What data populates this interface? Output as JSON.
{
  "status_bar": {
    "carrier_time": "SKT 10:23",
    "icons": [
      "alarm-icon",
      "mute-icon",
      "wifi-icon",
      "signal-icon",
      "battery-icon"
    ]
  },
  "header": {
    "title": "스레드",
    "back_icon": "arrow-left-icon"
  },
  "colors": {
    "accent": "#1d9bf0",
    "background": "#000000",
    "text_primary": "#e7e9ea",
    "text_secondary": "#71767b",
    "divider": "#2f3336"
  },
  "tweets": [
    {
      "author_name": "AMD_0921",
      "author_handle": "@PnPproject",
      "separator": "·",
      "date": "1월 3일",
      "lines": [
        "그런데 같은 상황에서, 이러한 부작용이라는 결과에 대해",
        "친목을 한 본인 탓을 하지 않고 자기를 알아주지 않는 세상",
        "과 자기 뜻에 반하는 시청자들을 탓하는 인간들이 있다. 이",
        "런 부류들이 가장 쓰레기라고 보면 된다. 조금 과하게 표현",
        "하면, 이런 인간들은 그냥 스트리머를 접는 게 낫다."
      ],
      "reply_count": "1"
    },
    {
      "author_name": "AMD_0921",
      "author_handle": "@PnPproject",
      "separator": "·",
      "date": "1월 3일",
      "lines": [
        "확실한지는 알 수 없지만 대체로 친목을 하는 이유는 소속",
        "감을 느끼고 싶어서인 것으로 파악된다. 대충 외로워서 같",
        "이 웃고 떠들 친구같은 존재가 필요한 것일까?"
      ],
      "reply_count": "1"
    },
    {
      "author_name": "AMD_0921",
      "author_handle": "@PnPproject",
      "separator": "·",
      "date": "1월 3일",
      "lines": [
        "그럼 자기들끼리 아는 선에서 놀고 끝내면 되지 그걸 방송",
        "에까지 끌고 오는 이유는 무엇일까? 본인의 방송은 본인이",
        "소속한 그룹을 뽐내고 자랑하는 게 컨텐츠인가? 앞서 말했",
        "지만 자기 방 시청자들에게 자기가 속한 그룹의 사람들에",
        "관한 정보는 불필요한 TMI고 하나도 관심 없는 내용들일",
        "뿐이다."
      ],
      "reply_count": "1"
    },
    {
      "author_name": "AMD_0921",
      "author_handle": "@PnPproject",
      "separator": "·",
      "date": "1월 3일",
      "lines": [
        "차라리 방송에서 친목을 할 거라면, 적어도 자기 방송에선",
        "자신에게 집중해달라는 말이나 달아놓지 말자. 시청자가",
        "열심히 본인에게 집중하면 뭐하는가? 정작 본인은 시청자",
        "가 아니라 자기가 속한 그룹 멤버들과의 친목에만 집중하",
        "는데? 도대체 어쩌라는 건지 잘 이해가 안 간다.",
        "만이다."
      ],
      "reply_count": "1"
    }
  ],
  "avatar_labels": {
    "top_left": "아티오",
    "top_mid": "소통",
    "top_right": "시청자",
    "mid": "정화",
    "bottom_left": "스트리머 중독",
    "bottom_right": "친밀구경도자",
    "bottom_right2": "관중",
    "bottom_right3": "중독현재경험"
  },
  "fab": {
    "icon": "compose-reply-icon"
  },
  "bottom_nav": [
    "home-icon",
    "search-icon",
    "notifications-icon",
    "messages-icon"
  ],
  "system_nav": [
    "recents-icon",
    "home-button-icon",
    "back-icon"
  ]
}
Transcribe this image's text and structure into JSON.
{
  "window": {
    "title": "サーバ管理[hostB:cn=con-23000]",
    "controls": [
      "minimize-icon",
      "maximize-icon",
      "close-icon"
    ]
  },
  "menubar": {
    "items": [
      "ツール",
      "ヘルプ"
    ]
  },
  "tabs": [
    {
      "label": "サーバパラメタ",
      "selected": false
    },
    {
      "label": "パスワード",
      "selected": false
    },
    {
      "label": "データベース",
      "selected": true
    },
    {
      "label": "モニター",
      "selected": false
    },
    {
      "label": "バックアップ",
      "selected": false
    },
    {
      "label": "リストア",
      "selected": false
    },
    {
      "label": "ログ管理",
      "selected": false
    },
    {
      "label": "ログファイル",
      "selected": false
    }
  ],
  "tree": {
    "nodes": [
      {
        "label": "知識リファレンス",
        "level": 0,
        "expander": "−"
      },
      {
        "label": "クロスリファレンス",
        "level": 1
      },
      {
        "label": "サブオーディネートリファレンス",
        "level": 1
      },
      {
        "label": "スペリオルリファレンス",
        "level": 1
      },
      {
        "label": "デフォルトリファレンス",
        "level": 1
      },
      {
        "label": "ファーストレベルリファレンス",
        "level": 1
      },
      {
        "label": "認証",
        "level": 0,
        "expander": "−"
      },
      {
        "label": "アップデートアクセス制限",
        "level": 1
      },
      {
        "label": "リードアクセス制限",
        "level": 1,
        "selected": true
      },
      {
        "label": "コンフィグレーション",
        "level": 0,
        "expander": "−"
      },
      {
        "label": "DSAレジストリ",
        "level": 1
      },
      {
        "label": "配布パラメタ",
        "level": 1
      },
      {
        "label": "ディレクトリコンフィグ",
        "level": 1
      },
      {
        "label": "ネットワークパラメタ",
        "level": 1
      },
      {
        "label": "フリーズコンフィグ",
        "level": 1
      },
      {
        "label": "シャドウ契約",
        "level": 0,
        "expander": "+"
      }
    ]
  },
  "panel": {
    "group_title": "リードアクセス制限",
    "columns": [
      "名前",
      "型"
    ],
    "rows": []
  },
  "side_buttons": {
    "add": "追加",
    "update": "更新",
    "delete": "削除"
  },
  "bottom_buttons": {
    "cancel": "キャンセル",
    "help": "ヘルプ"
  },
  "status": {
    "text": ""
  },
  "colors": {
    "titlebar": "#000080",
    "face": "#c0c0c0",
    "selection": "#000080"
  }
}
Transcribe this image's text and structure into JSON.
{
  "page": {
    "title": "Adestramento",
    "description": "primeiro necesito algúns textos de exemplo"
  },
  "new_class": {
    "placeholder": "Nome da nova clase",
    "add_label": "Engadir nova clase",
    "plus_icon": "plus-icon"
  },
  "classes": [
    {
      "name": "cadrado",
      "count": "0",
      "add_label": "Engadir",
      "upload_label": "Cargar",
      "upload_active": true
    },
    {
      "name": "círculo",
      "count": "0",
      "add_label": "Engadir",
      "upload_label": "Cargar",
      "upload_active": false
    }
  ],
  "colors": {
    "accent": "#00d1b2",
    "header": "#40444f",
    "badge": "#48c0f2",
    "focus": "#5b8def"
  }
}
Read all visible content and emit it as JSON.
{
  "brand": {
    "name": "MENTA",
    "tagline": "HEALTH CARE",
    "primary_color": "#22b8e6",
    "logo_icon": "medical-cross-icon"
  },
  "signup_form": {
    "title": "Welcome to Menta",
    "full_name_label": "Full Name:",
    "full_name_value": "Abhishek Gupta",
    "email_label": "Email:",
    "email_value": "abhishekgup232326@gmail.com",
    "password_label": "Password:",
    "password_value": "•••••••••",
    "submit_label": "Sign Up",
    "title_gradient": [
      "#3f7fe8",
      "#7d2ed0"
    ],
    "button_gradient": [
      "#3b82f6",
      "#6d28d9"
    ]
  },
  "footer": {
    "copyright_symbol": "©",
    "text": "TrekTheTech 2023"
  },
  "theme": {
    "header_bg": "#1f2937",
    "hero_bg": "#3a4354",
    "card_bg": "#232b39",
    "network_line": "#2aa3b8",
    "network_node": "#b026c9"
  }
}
══════════════════════════════
*REQUIRED TASK*
Reproduce every line of the data verbatim.

*EXERCISE RESPONSE*
What data populates this interface? Output as JSON.
{
  "status_bar": {
    "carrier_time": "SKT 10:23",
    "icons": [
      "alarm-icon",
      "mute-icon",
      "wifi-icon",
      "signal-icon",
      "battery-icon"
    ]
  },
  "header": {
    "title": "스레드",
    "back_icon": "arrow-left-icon"
  },
  "colors": {
    "accent": "#1d9bf0",
    "background": "#000000",
    "text_primary": "#e7e9ea",
    "text_secondary": "#71767b",
    "divider": "#2f3336"
  },
  "tweets": [
    {
      "author_name": "AMD_0921",
      "author_handle": "@PnPproject",
      "separator": "·",
      "date": "1월 3일",
      "lines": [
        "그런데 같은 상황에서, 이러한 부작용이라는 결과에 대해",
        "친목을 한 본인 탓을 하지 않고 자기를 알아주지 않는 세상",
        "과 자기 뜻에 반하는 시청자들을 탓하는 인간들이 있다. 이",
        "런 부류들이 가장 쓰레기라고 보면 된다. 조금 과하게 표현",
        "하면, 이런 인간들은 그냥 스트리머를 접는 게 낫다."
      ],
      "reply_count": "1"
    },
    {
      "author_name": "AMD_0921",
      "author_handle": "@PnPproject",
      "separator": "·",
      "date": "1월 3일",
      "lines": [
        "확실한지는 알 수 없지만 대체로 친목을 하는 이유는 소속",
        "감을 느끼고 싶어서인 것으로 파악된다. 대충 외로워서 같",
        "이 웃고 떠들 친구같은 존재가 필요한 것일까?"
      ],
      "reply_count": "1"
    },
    {
      "author_name": "AMD_0921",
      "author_handle": "@PnPproject",
      "separator": "·",
      "date": "1월 3일",
      "lines": [
        "그럼 자기들끼리 아는 선에서 놀고 끝내면 되지 그걸 방송",
        "에까지 끌고 오는 이유는 무엇일까? 본인의 방송은 본인이",
        "소속한 그룹을 뽐내고 자랑하는 게 컨텐츠인가? 앞서 말했",
        "지만 자기 방 시청자들에게 자기가 속한 그룹의 사람들에",
        "관한 정보는 불필요한 TMI고 하나도 관심 없는 내용들일",
        "뿐이다."
      ],
      "reply_count": "1"
    },
    {
      "author_name": "AMD_0921",
      "author_handle": "@PnPproject",
      "separator": "·",
      "date": "1월 3일",
      "lines": [
        "차라리 방송에서 친목을 할 거라면, 적어도 자기 방송에선",
        "자신에게 집중해달라는 말이나 달아놓지 말자. 시청자가",
        "열심히 본인에게 집중하면 뭐하는가? 정작 본인은 시청자",
        "가 아니라 자기가 속한 그룹 멤버들과의 친목에만 집중하",
        "는데? 도대체 어쩌라는 건지 잘 이해가 안 간다.",
        "만이다."
      ],
      "reply_count": "1"
    }
  ],
  "avatar_labels": {
    "top_left": "아티오",
    "top_mid": "소통",
    "top_right": "시청자",
    "mid": "정화",
    "bottom_left": "스트리머 중독",
    "bottom_right": "친밀구경도자",
    "bottom_right2": "관중",
    "bottom_right3": "중독현재경험"
  },
  "fab": {
    "icon": "compose-reply-icon"
  },
  "bottom_nav": [
    "home-icon",
    "search-icon",
    "notifications-icon",
    "messages-icon"
  ],
  "system_nav": [
    "recents-icon",
    "home-button-icon",
    "back-icon"
  ]
}
Transcribe this image's text and structure into JSON.
{
  "window": {
    "title": "サーバ管理[hostB:cn=con-23000]",
    "controls": [
      "minimize-icon",
      "maximize-icon",
      "close-icon"
    ]
  },
  "menubar": {
    "items": [
      "ツール",
      "ヘルプ"
    ]
  },
  "tabs": [
    {
      "label": "サーバパラメタ",
      "selected": false
    },
    {
      "label": "パスワード",
      "selected": false
    },
    {
      "label": "データベース",
      "selected": true
    },
    {
      "label": "モニター",
      "selected": false
    },
    {
      "label": "バックアップ",
      "selected": false
    },
    {
      "label": "リストア",
      "selected": false
    },
    {
      "label": "ログ管理",
      "selected": false
    },
    {
      "label": "ログファイル",
      "selected": false
    }
  ],
  "tree": {
    "nodes": [
      {
        "label": "知識リファレンス",
        "level": 0,
        "expander": "−"
      },
      {
        "label": "クロスリファレンス",
        "level": 1
      },
      {
        "label": "サブオーディネートリファレンス",
        "level": 1
      },
      {
        "label": "スペリオルリファレンス",
        "level": 1
      },
      {
        "label": "デフォルトリファレンス",
        "level": 1
      },
      {
        "label": "ファーストレベルリファレンス",
        "level": 1
      },
      {
        "label": "認証",
        "level": 0,
        "expander": "−"
      },
      {
        "label": "アップデートアクセス制限",
        "level": 1
      },
      {
        "label": "リードアクセス制限",
        "level": 1,
        "selected": true
      },
      {
        "label": "コンフィグレーション",
        "level": 0,
        "expander": "−"
      },
      {
        "label": "DSAレジストリ",
        "level": 1
      },
      {
        "label": "配布パラメタ",
        "level": 1
      },
      {
        "label": "ディレクトリコンフィグ",
        "level": 1
      },
      {
        "label": "ネットワークパラメタ",
        "level": 1
      },
      {
        "label": "フリーズコンフィグ",
        "level": 1
      },
      {
        "label": "シャドウ契約",
        "level": 0,
        "expander": "+"
      }
    ]
  },
  "panel": {
    "group_title": "リードアクセス制限",
    "columns": [
      "名前",
      "型"
    ],
    "rows": []
  },
  "side_buttons": {
    "add": "追加",
    "update": "更新",
    "delete": "削除"
  },
  "bottom_buttons": {
    "cancel": "キャンセル",
    "help": "ヘルプ"
  },
  "status": {
    "text": ""
  },
  "colors": {
    "titlebar": "#000080",
    "face": "#c0c0c0",
    "selection": "#000080"
  }
}
Transcribe this image's text and structure into JSON.
{
  "page": {
    "title": "Adestramento",
    "description": "primeiro necesito algúns textos de exemplo"
  },
  "new_class": {
    "placeholder": "Nome da nova clase",
    "add_label": "Engadir nova clase",
    "plus_icon": "plus-icon"
  },
  "classes": [
    {
      "name": "cadrado",
      "count": "0",
      "add_label": "Engadir",
      "upload_label": "Cargar",
      "upload_active": true
    },
    {
      "name": "círculo",
      "count": "0",
      "add_label": "Engadir",
      "upload_label": "Cargar",
      "upload_active": false
    }
  ],
  "colors": {
    "accent": "#00d1b2",
    "header": "#40444f",
    "badge": "#48c0f2",
    "focus": "#5b8def"
  }
}
Read all visible content and emit it as JSON.
{
  "brand": {
    "name": "MENTA",
    "tagline": "HEALTH CARE",
    "primary_color": "#22b8e6",
    "logo_icon": "medical-cross-icon"
  },
  "signup_form": {
    "title": "Welcome to Menta",
    "full_name_label": "Full Name:",
    "full_name_value": "Abhishek Gupta",
    "email_label": "Email:",
    "email_value": "abhishekgup232326@gmail.com",
    "password_label": "Password:",
    "password_value": "•••••••••",
    "submit_label": "Sign Up",
    "title_gradient": [
      "#3f7fe8",
      "#7d2ed0"
    ],
    "button_gradient": [
      "#3b82f6",
      "#6d28d9"
    ]
  },
  "footer": {
    "copyright_symbol": "©",
    "text": "TrekTheTech 2023"
  },
  "theme": {
    "header_bg": "#1f2937",
    "hero_bg": "#3a4354",
    "card_bg": "#232b39",
    "network_line": "#2aa3b8",
    "network_node": "#b026c9"
  }
}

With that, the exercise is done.